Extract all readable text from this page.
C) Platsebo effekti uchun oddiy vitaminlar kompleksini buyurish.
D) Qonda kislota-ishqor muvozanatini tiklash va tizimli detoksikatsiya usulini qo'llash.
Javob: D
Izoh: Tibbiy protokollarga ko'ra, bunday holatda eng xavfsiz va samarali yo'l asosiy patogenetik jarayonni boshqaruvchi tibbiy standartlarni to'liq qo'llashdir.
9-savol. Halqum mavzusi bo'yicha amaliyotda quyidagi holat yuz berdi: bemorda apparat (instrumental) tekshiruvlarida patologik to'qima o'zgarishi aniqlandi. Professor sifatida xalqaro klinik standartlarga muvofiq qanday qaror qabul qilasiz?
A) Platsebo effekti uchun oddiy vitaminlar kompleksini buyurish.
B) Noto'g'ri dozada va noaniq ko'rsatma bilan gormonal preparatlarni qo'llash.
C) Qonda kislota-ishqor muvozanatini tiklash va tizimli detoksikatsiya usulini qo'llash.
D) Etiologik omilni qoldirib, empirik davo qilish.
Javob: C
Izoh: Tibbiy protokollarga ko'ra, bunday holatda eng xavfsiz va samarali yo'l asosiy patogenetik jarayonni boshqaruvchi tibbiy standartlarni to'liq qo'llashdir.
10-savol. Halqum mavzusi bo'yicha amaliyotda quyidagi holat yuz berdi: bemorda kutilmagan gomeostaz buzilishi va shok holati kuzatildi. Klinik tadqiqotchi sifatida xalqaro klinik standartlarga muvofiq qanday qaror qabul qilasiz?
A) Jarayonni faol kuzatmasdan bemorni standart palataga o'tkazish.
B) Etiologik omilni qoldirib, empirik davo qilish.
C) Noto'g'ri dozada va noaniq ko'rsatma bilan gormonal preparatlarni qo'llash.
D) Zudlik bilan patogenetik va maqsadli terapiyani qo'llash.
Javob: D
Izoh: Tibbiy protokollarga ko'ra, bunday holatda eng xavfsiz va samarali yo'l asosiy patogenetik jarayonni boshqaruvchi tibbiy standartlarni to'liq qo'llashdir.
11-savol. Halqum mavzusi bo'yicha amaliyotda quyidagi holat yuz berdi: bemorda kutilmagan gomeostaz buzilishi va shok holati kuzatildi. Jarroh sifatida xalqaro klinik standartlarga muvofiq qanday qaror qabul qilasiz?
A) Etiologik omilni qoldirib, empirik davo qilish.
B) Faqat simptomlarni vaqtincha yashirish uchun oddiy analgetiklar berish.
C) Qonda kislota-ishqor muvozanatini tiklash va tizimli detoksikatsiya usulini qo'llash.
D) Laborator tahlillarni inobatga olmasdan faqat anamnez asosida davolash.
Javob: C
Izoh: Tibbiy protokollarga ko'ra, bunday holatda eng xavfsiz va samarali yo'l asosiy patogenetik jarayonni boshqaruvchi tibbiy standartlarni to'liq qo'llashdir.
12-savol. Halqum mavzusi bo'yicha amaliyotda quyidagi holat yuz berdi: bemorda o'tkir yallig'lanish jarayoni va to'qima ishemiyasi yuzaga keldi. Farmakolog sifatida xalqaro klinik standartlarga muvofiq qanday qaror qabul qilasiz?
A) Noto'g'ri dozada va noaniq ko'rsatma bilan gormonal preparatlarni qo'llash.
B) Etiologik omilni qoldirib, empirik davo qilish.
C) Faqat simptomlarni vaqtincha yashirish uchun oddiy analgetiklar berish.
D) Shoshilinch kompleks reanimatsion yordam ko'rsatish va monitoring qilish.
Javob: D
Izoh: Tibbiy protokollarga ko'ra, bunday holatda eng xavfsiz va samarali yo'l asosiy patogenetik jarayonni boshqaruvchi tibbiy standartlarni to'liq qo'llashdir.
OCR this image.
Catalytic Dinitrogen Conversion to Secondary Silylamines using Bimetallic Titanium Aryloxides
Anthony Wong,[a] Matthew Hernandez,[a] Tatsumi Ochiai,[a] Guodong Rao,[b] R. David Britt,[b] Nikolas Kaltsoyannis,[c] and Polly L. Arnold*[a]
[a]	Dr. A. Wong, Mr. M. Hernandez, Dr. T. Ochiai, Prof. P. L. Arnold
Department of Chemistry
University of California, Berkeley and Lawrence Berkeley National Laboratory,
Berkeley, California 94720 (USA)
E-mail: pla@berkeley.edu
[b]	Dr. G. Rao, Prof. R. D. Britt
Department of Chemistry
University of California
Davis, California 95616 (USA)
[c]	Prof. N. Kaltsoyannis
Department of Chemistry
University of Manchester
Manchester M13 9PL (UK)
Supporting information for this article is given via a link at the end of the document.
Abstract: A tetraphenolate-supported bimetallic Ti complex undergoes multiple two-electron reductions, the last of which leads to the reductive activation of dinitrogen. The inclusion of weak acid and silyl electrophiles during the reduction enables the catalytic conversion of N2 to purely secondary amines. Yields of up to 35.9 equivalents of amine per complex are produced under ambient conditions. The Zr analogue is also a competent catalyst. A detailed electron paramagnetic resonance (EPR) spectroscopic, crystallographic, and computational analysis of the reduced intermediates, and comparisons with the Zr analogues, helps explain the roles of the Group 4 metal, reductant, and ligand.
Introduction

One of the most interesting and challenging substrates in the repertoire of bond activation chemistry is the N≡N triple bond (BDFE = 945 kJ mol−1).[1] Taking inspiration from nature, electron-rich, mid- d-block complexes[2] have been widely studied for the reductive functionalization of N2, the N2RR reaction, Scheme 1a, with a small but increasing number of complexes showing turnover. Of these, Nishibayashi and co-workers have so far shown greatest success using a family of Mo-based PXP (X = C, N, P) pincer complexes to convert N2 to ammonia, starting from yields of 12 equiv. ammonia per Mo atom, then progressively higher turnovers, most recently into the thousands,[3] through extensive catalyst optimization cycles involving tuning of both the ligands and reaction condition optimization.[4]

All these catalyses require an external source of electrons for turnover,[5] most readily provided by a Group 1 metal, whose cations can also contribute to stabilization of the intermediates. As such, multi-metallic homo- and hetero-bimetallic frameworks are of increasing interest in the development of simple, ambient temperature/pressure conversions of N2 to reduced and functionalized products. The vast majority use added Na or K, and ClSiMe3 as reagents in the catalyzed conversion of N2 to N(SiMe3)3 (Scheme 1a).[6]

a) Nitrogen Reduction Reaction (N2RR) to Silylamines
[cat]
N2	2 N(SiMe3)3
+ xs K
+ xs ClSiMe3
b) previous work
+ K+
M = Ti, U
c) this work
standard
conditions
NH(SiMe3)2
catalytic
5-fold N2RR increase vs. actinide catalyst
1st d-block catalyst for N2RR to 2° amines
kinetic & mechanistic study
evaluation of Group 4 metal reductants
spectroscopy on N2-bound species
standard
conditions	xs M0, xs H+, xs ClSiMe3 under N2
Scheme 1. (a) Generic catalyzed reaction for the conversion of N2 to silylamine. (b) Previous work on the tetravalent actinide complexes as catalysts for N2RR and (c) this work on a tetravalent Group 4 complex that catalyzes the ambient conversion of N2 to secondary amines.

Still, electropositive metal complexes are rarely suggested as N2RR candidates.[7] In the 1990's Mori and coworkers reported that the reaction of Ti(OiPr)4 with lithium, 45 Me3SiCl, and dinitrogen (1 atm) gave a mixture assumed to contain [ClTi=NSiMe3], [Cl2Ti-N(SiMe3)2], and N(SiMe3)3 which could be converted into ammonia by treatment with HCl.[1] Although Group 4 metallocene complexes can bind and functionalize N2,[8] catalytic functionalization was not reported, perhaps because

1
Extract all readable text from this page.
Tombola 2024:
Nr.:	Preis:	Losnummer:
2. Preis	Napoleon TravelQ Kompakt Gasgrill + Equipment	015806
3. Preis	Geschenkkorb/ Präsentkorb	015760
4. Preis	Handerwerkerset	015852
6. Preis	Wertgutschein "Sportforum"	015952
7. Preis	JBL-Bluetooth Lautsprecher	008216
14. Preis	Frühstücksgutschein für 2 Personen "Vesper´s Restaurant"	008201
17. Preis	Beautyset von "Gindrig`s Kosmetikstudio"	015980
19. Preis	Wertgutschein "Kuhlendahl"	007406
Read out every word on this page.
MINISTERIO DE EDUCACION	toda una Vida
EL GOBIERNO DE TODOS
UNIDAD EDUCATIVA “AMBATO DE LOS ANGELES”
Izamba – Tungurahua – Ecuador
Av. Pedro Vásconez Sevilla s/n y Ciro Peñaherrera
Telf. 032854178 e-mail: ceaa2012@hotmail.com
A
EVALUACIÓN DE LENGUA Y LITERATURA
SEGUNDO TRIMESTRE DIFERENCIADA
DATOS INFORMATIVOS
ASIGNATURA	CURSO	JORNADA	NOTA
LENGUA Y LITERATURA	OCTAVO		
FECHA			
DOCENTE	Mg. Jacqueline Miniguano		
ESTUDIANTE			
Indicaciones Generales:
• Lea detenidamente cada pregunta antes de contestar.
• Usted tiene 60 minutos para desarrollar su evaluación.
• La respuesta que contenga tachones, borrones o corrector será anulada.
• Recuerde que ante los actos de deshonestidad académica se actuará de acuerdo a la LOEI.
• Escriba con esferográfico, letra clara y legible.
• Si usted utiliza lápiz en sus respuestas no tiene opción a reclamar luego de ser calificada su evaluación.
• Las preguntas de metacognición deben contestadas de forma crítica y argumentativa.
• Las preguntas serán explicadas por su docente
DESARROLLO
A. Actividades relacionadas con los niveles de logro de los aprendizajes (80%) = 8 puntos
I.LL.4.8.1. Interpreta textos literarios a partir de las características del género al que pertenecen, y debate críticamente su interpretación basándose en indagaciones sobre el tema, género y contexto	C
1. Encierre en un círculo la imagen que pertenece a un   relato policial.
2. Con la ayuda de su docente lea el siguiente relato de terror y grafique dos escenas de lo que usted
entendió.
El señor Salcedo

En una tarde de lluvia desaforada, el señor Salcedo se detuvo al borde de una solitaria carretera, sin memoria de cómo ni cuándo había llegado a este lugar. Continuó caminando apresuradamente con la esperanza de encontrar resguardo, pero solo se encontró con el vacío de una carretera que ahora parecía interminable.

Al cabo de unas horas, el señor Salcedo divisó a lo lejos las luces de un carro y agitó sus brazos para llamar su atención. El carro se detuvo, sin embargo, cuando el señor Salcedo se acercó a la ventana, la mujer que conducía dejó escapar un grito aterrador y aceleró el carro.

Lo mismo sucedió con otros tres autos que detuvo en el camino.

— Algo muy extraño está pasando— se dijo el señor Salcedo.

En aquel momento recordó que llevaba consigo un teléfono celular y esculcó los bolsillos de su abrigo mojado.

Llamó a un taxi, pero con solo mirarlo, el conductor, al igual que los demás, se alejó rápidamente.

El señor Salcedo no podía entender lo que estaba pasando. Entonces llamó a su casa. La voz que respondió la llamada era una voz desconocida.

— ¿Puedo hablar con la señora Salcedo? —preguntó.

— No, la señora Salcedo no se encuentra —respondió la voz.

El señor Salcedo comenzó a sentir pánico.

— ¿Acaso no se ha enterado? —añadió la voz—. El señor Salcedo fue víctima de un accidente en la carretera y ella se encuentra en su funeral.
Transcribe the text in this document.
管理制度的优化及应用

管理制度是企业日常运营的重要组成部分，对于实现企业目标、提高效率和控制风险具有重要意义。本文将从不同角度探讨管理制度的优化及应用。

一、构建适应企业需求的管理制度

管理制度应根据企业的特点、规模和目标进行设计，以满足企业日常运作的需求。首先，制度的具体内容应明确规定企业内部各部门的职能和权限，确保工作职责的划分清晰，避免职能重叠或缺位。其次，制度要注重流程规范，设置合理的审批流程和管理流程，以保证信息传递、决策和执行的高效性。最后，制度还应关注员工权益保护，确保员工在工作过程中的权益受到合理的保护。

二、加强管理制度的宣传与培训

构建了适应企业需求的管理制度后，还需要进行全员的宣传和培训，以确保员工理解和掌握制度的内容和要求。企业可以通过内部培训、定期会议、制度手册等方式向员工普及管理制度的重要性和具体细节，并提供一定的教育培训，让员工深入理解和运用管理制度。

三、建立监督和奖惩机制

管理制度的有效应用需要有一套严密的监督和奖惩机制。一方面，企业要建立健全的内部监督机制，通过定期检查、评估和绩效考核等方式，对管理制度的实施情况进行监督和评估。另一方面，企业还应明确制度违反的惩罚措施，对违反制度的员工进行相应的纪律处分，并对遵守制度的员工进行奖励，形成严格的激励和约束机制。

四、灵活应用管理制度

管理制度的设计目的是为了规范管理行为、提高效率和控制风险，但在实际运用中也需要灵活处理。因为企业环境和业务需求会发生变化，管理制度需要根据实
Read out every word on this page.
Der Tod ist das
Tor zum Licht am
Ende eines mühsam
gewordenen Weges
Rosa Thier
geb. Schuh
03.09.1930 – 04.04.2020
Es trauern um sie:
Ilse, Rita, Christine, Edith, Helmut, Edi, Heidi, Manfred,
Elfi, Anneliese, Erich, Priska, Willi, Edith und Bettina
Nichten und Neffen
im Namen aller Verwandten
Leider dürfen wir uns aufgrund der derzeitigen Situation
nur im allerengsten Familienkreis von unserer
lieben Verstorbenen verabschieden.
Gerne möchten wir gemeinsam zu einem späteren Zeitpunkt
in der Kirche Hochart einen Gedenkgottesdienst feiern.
-=-=-
• [Work to complete] Transcribe exactly, and only, the lines from the one bearing "Transcribe the text in this document." through the last line of the entries, counting both.

• [Problem solution]
Transcribe the text in this document.
管理制度的优化及应用

管理制度是企业日常运营的重要组成部分，对于实现企业目标、提高效率和控制风险具有重要意义。本文将从不同角度探讨管理制度的优化及应用。

一、构建适应企业需求的管理制度

管理制度应根据企业的特点、规模和目标进行设计，以满足企业日常运作的需求。首先，制度的具体内容应明确规定企业内部各部门的职能和权限，确保工作职责的划分清晰，避免职能重叠或缺位。其次，制度要注重流程规范，设置合理的审批流程和管理流程，以保证信息传递、决策和执行的高效性。最后，制度还应关注员工权益保护，确保员工在工作过程中的权益受到合理的保护。

二、加强管理制度的宣传与培训

构建了适应企业需求的管理制度后，还需要进行全员的宣传和培训，以确保员工理解和掌握制度的内容和要求。企业可以通过内部培训、定期会议、制度手册等方式向员工普及管理制度的重要性和具体细节，并提供一定的教育培训，让员工深入理解和运用管理制度。

三、建立监督和奖惩机制

管理制度的有效应用需要有一套严密的监督和奖惩机制。一方面，企业要建立健全的内部监督机制，通过定期检查、评估和绩效考核等方式，对管理制度的实施情况进行监督和评估。另一方面，企业还应明确制度违反的惩罚措施，对违反制度的员工进行相应的纪律处分，并对遵守制度的员工进行奖励，形成严格的激励和约束机制。

四、灵活应用管理制度

管理制度的设计目的是为了规范管理行为、提高效率和控制风险，但在实际运用中也需要灵活处理。因为企业环境和业务需求会发生变化，管理制度需要根据实
Read out every word on this page.
Der Tod ist das
Tor zum Licht am
Ende eines mühsam
gewordenen Weges
Rosa Thier
geb. Schuh
03.09.1930 – 04.04.2020
Es trauern um sie:
Ilse, Rita, Christine, Edith, Helmut, Edi, Heidi, Manfred,
Elfi, Anneliese, Erich, Priska, Willi, Edith und Bettina
Nichten und Neffen
im Namen aller Verwandten
Leider dürfen wir uns aufgrund der derzeitigen Situation
nur im allerengsten Familienkreis von unserer
lieben Verstorbenen verabschieden.
Gerne möchten wir gemeinsam zu einem späteren Zeitpunkt
in der Kirche Hochart einen Gedenkgottesdienst feiern.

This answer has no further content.